AIM: Transcribe the entries below exactly.

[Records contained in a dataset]
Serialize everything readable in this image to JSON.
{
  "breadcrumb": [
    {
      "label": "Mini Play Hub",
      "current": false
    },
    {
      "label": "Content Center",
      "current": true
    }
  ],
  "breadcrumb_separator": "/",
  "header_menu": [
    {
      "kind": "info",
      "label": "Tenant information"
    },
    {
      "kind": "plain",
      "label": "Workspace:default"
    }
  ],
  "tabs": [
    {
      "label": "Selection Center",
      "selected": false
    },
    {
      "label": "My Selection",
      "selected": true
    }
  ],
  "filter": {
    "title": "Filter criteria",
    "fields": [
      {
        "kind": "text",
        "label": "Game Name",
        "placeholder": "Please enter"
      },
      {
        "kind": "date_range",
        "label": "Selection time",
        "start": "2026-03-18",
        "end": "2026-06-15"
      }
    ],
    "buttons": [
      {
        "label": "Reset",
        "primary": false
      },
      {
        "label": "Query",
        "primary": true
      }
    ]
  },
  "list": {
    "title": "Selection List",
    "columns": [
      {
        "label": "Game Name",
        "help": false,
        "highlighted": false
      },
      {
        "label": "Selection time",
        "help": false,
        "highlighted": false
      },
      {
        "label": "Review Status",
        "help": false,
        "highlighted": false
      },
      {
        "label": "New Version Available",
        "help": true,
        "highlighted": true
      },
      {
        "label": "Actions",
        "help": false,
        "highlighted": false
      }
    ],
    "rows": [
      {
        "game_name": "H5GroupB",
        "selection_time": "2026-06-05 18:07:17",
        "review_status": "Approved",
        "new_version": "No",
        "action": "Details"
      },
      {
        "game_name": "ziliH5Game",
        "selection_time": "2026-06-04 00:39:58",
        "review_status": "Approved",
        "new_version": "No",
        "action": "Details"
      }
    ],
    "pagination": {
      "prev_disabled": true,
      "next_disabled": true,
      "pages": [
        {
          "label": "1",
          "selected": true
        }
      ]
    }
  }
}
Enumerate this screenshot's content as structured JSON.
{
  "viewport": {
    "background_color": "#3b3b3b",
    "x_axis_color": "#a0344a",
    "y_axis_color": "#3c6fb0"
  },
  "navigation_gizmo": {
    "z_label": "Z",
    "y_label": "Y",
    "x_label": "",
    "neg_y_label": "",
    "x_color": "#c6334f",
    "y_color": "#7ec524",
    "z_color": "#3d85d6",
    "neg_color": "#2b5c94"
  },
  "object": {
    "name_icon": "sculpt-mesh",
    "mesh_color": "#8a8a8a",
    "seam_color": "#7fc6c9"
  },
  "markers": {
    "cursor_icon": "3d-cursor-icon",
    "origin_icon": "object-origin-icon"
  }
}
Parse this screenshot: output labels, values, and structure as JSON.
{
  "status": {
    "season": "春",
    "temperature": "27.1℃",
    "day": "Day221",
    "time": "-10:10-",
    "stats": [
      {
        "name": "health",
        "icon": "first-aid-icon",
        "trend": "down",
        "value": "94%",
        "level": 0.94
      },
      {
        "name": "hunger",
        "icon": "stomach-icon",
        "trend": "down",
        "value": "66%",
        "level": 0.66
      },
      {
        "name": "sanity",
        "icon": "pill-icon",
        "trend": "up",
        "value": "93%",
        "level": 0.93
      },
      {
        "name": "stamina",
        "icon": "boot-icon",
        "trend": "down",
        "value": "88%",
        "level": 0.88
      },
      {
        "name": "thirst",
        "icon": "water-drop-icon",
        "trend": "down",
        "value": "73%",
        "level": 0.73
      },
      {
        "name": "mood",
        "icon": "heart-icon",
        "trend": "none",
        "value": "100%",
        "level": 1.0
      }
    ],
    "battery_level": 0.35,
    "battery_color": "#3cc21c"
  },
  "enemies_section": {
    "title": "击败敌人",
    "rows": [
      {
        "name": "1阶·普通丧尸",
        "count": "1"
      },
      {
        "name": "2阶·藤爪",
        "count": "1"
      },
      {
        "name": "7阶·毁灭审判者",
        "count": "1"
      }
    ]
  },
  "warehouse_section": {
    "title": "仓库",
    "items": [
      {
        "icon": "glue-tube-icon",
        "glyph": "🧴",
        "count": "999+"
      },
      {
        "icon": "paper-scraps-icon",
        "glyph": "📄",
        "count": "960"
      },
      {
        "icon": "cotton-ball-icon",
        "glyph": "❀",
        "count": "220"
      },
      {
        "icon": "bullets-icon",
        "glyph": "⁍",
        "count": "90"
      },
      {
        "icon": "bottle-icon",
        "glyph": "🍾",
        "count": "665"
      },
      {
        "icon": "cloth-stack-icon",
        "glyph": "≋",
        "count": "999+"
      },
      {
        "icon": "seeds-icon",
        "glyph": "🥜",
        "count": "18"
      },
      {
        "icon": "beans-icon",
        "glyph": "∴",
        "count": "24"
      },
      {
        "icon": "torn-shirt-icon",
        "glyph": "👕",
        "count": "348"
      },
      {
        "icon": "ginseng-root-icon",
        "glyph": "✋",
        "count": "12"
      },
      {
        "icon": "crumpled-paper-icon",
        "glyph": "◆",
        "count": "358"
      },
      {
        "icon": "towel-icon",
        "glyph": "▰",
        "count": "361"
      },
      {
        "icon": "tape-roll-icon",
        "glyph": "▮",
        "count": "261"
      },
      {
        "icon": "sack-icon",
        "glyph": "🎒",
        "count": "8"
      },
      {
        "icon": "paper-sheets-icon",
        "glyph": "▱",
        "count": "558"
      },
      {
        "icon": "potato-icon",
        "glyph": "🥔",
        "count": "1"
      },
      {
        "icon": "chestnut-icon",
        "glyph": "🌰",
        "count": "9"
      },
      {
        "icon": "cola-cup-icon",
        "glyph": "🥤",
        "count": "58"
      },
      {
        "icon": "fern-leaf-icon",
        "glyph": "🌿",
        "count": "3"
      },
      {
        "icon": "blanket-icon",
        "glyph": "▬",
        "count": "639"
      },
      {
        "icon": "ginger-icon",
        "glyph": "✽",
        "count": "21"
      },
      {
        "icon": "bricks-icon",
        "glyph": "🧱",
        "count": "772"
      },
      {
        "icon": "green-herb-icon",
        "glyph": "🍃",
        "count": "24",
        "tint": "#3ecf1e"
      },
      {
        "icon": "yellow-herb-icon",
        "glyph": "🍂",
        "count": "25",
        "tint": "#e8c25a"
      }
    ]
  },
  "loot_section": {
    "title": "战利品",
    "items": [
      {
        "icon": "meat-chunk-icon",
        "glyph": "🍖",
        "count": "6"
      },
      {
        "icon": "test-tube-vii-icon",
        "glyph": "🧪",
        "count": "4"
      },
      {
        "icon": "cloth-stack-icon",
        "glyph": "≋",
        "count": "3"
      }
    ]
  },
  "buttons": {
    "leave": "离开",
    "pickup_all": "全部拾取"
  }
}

EXERCISE SOLUTION:
Serialize everything readable in this image to JSON.
{
  "breadcrumb": [
    {
      "label": "Mini Play Hub",
      "current": false
    },
    {
      "label": "Content Center",
      "current": true
    }
  ],
  "breadcrumb_separator": "/",
  "header_menu": [
    {
      "kind": "info",
      "label": "Tenant information"
    },
    {
      "kind": "plain",
      "label": "Workspace:default"
    }
  ],
  "tabs": [
    {
      "label": "Selection Center",
      "selected": false
    },
    {
      "label": "My Selection",
      "selected": true
    }
  ],
  "filter": {
    "title": "Filter criteria",
    "fields": [
      {
        "kind": "text",
        "label": "Game Name",
        "placeholder": "Please enter"
      },
      {
        "kind": "date_range",
        "label": "Selection time",
        "start": "2026-03-18",
        "end": "2026-06-15"
      }
    ],
    "buttons": [
      {
        "label": "Reset",
        "primary": false
      },
      {
        "label": "Query",
        "primary": true
      }
    ]
  },
  "list": {
    "title": "Selection List",
    "columns": [
      {
        "label": "Game Name",
        "help": false,
        "highlighted": false
      },
      {
        "label": "Selection time",
        "help": false,
        "highlighted": false
      },
      {
        "label": "Review Status",
        "help": false,
        "highlighted": false
      },
      {
        "label": "New Version Available",
        "help": true,
        "highlighted": true
      },
      {
        "label": "Actions",
        "help": false,
        "highlighted": false
      }
    ],
    "rows": [
      {
        "game_name": "H5GroupB",
        "selection_time": "2026-06-05 18:07:17",
        "review_status": "Approved",
        "new_version": "No",
        "action": "Details"
      },
      {
        "game_name": "ziliH5Game",
        "selection_time": "2026-06-04 00:39:58",
        "review_status": "Approved",
        "new_version": "No",
        "action": "Details"
      }
    ],
    "pagination": {
      "prev_disabled": true,
      "next_disabled": true,
      "pages": [
        {
          "label": "1",
          "selected": true
        }
      ]
    }
  }
}
Enumerate this screenshot's content as structured JSON.
{
  "viewport": {
    "background_color": "#3b3b3b",
    "x_axis_color": "#a0344a",
    "y_axis_color": "#3c6fb0"
  },
  "navigation_gizmo": {
    "z_label": "Z",
    "y_label": "Y",
    "x_label": "",
    "neg_y_label": "",
    "x_color": "#c6334f",
    "y_color": "#7ec524",
    "z_color": "#3d85d6",
    "neg_color": "#2b5c94"
  },
  "object": {
    "name_icon": "sculpt-mesh",
    "mesh_color": "#8a8a8a",
    "seam_color": "#7fc6c9"
  },
  "markers": {
    "cursor_icon": "3d-cursor-icon",
    "origin_icon": "object-origin-icon"
  }
}
Parse this screenshot: output labels, values, and structure as JSON.
{
  "status": {
    "season": "春",
    "temperature": "27.1℃",
    "day": "Day221",
    "time": "-10:10-",
    "stats": [
      {
        "name": "health",
        "icon": "first-aid-icon",
        "trend": "down",
        "value": "94%",
        "level": 0.94
      },
      {
        "name": "hunger",
        "icon": "stomach-icon",
        "trend": "down",
        "value": "66%",
        "level": 0.66
      },
      {
        "name": "sanity",
        "icon": "pill-icon",
        "trend": "up",
        "value": "93%",
        "level": 0.93
      },
      {
        "name": "stamina",
        "icon": "boot-icon",
        "trend": "down",
        "value": "88%",
        "level": 0.88
      },
      {
        "name": "thirst",
        "icon": "water-drop-icon",
        "trend": "down",
        "value": "73%",
        "level": 0.73
      },
      {
        "name": "mood",
        "icon": "heart-icon",
        "trend": "none",
        "value": "100%",
        "level": 1.0
      }
    ],
    "battery_level": 0.35,
    "battery_color": "#3cc21c"
  },
  "enemies_section": {
    "title": "击败敌人",
    "rows": [
      {
        "name": "1阶·普通丧尸",
        "count": "1"
      },
      {
        "name": "2阶·藤爪",
        "count": "1"
      },
      {
        "name": "7阶·毁灭审判者",
        "count": "1"
      }
    ]
  },
  "warehouse_section": {
    "title": "仓库",
    "items": [
      {
        "icon": "glue-tube-icon",
        "glyph": "🧴",
        "count": "999+"
      },
      {
        "icon": "paper-scraps-icon",
        "glyph": "📄",
        "count": "960"
      },
      {
        "icon": "cotton-ball-icon",
        "glyph": "❀",
        "count": "220"
      },
      {
        "icon": "bullets-icon",
        "glyph": "⁍",
        "count": "90"
      },
      {
        "icon": "bottle-icon",
        "glyph": "🍾",
        "count": "665"
      },
      {
        "icon": "cloth-stack-icon",
        "glyph": "≋",
        "count": "999+"
      },
      {
        "icon": "seeds-icon",
        "glyph": "🥜",
        "count": "18"
      },
      {
        "icon": "beans-icon",
        "glyph": "∴",
        "count": "24"
      },
      {
        "icon": "torn-shirt-icon",
        "glyph": "👕",
        "count": "348"
      },
      {
        "icon": "ginseng-root-icon",
        "glyph": "✋",
        "count": "12"
      },
      {
        "icon": "crumpled-paper-icon",
        "glyph": "◆",
        "count": "358"
      },
      {
        "icon": "towel-icon",
        "glyph": "▰",
        "count": "361"
      },
      {
        "icon": "tape-roll-icon",
        "glyph": "▮",
        "count": "261"
      },
      {
        "icon": "sack-icon",
        "glyph": "🎒",
        "count": "8"
      },
      {
        "icon": "paper-sheets-icon",
        "glyph": "▱",
        "count": "558"
      },
      {
        "icon": "potato-icon",
        "glyph": "🥔",
        "count": "1"
      },
      {
        "icon": "chestnut-icon",
        "glyph": "🌰",
        "count": "9"
      },
      {
        "icon": "cola-cup-icon",
        "glyph": "🥤",
        "count": "58"
      },
      {
        "icon": "fern-leaf-icon",
        "glyph": "🌿",
        "count": "3"
      },
      {
        "icon": "blanket-icon",
        "glyph": "▬",
        "count": "639"
      },
      {
        "icon": "ginger-icon",
        "glyph": "✽",
        "count": "21"
      },
      {
        "icon": "bricks-icon",
        "glyph": "🧱",
        "count": "772"
      },
      {
        "icon": "green-herb-icon",
        "glyph": "🍃",
        "count": "24",
        "tint": "#3ecf1e"
      },
      {
        "icon": "yellow-herb-icon",
        "glyph": "🍂",
        "count": "25",
        "tint": "#e8c25a"
      }
    ]
  },
  "loot_section": {
    "title": "战利品",
    "items": [
      {
        "icon": "meat-chunk-icon",
        "glyph": "🍖",
        "count": "6"
      },
      {
        "icon": "test-tube-vii-icon",
        "glyph": "🧪",
        "count": "4"
      },
      {
        "icon": "cloth-stack-icon",
        "glyph": "≋",
        "count": "3"
      }
    ]
  },
  "buttons": {
    "leave": "离开",
    "pickup_all": "全部拾取"
  }
}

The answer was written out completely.